== Your instructions ==
Note how many lines hold the string "свойства" and give that number without any other words.

------ Records for this exercise ------

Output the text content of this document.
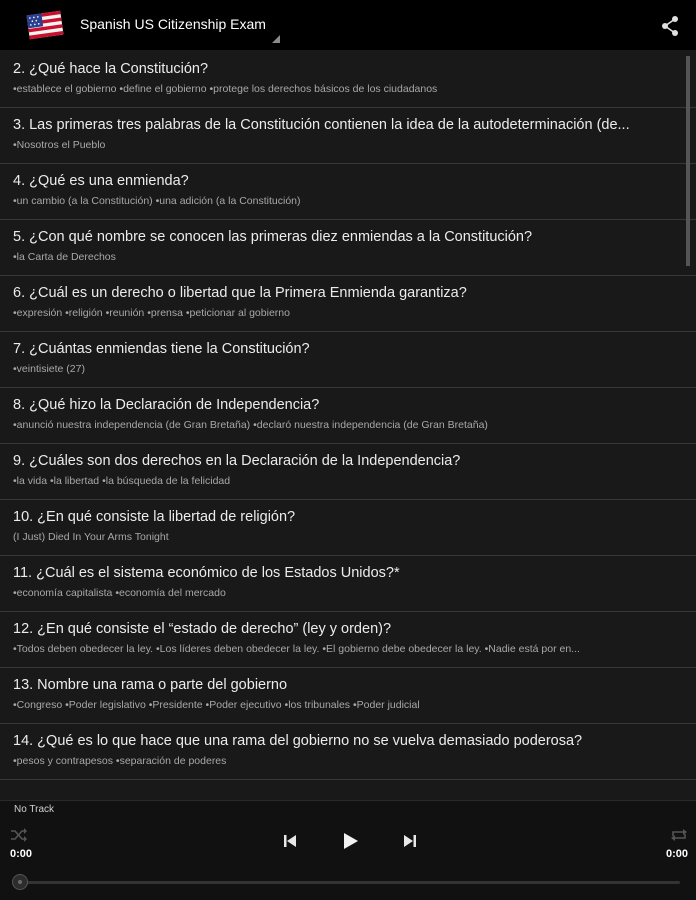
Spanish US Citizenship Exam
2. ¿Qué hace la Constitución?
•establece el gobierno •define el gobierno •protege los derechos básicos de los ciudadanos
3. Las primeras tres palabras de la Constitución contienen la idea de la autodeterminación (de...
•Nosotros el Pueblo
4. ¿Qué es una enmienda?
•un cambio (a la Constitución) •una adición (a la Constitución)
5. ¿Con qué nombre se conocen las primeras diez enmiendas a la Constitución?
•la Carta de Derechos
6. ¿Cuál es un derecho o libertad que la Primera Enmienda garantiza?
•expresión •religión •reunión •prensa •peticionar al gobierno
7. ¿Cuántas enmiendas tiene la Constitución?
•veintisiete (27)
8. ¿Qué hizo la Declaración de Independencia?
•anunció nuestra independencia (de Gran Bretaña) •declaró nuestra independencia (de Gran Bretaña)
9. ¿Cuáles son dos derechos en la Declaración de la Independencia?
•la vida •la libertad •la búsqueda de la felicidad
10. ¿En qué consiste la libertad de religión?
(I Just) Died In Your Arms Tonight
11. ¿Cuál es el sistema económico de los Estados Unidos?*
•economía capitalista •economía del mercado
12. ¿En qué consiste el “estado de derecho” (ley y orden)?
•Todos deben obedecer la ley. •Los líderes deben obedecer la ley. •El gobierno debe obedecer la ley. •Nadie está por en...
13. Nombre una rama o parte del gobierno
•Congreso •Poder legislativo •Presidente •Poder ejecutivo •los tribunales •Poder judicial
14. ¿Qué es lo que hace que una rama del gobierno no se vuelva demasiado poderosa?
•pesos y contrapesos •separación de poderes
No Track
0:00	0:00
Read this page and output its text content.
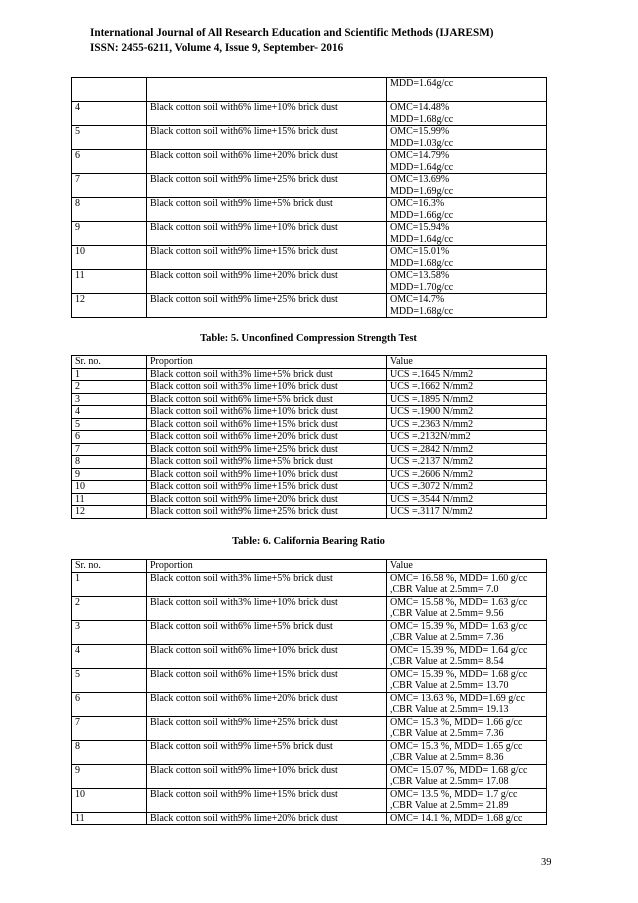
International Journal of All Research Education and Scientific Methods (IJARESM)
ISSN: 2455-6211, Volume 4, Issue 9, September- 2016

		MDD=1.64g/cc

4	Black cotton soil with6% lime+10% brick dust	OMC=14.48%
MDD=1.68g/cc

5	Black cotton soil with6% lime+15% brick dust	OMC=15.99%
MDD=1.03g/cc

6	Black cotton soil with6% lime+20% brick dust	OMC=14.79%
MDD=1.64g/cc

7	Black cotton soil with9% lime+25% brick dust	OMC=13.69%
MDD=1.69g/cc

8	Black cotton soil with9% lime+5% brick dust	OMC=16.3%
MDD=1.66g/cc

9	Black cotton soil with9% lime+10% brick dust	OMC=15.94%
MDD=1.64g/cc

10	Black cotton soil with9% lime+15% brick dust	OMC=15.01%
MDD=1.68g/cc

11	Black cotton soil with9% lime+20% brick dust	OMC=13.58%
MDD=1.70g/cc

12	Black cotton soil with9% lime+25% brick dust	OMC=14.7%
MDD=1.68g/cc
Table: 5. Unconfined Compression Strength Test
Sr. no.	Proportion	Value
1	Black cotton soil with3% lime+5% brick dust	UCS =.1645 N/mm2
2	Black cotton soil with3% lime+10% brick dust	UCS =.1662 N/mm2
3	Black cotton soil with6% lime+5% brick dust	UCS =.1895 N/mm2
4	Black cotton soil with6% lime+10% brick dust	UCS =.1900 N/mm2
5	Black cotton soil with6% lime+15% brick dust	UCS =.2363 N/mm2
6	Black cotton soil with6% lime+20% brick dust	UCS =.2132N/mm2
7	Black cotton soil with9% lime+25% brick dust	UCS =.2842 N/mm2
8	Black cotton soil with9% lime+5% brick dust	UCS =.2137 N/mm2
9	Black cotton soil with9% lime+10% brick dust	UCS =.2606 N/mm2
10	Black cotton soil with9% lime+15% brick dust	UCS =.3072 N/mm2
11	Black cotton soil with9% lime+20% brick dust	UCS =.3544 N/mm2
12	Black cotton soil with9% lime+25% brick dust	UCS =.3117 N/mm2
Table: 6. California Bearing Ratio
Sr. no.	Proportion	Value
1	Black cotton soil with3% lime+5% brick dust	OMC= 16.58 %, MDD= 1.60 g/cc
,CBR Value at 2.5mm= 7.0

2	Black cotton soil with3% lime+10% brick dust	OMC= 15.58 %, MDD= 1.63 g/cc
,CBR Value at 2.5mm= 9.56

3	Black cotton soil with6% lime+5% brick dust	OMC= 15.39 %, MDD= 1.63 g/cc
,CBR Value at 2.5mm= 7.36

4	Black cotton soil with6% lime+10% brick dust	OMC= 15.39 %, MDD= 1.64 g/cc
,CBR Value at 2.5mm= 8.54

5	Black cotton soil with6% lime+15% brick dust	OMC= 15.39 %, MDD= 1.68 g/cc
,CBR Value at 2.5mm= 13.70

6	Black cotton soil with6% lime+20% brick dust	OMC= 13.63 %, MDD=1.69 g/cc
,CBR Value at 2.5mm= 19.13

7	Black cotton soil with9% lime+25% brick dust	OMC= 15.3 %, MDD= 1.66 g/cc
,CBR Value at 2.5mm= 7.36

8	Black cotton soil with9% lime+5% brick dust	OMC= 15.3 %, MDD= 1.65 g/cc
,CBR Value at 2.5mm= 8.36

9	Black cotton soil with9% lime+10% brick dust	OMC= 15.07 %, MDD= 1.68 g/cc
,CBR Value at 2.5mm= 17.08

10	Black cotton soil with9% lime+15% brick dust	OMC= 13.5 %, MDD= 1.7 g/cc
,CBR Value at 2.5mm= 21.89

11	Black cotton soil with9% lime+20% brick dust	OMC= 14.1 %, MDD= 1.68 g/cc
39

------
------ Records for this exercise ------

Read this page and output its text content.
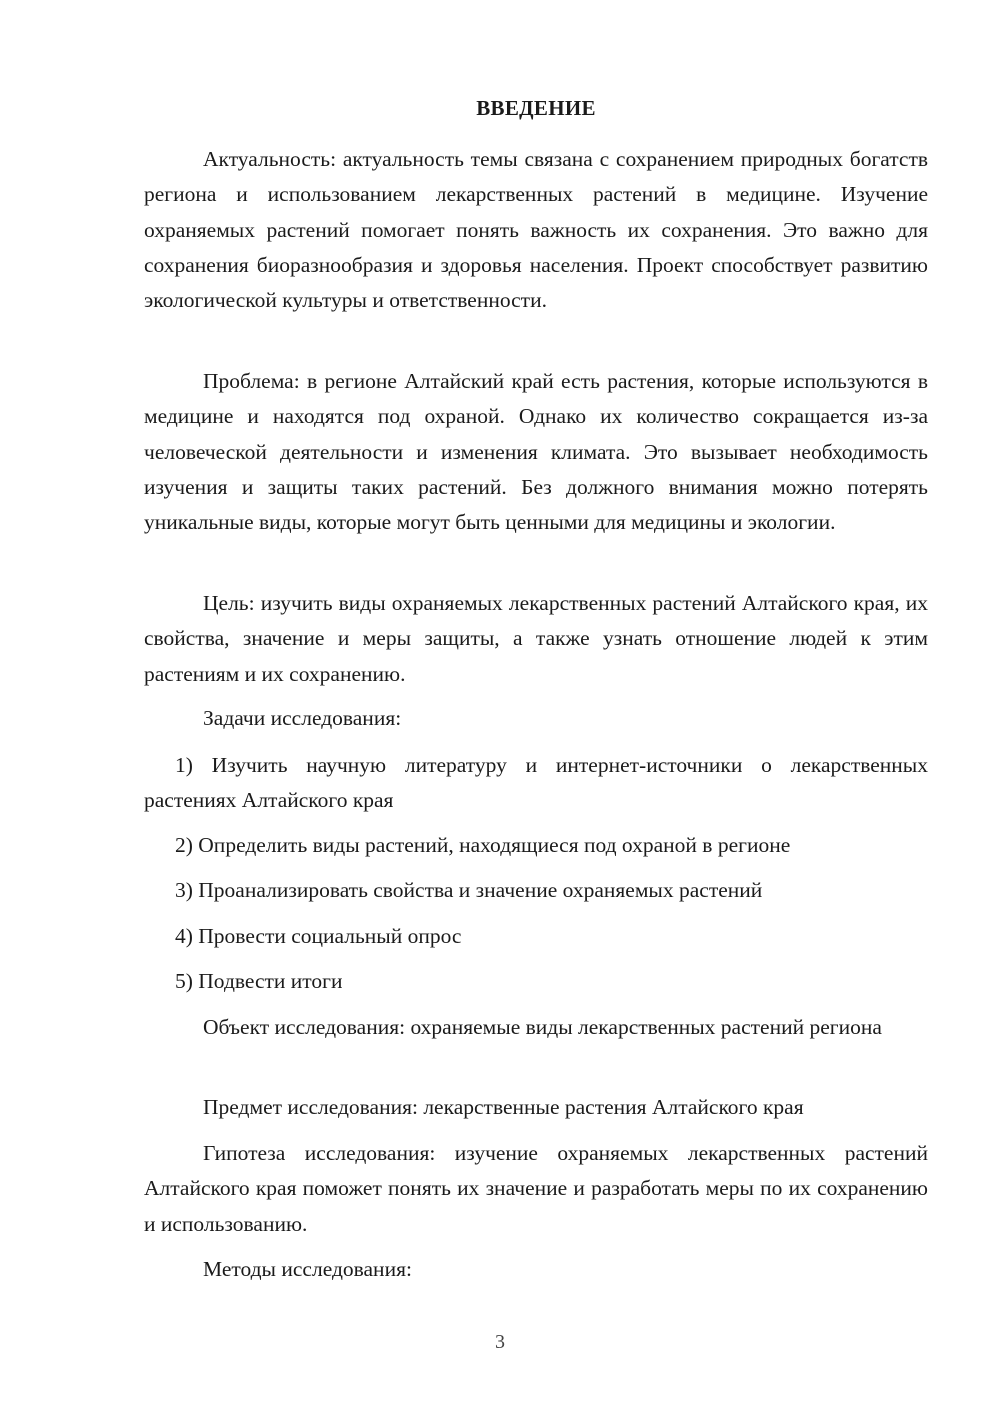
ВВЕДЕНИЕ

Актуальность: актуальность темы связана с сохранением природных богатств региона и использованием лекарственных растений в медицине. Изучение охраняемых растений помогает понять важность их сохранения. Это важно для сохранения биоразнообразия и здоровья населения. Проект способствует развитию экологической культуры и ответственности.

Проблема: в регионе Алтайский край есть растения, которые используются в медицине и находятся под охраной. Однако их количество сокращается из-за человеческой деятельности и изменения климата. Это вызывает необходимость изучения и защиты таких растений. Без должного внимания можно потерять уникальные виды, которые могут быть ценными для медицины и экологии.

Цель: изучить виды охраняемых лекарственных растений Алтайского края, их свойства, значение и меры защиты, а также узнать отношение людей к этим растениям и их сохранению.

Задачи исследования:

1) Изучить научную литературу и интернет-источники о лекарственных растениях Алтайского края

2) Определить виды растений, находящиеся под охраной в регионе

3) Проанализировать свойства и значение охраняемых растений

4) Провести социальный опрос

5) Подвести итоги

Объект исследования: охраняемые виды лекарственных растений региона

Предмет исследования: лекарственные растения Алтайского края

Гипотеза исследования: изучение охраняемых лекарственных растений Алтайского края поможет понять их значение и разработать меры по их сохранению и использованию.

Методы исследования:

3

------

== Response for this exercise ==
2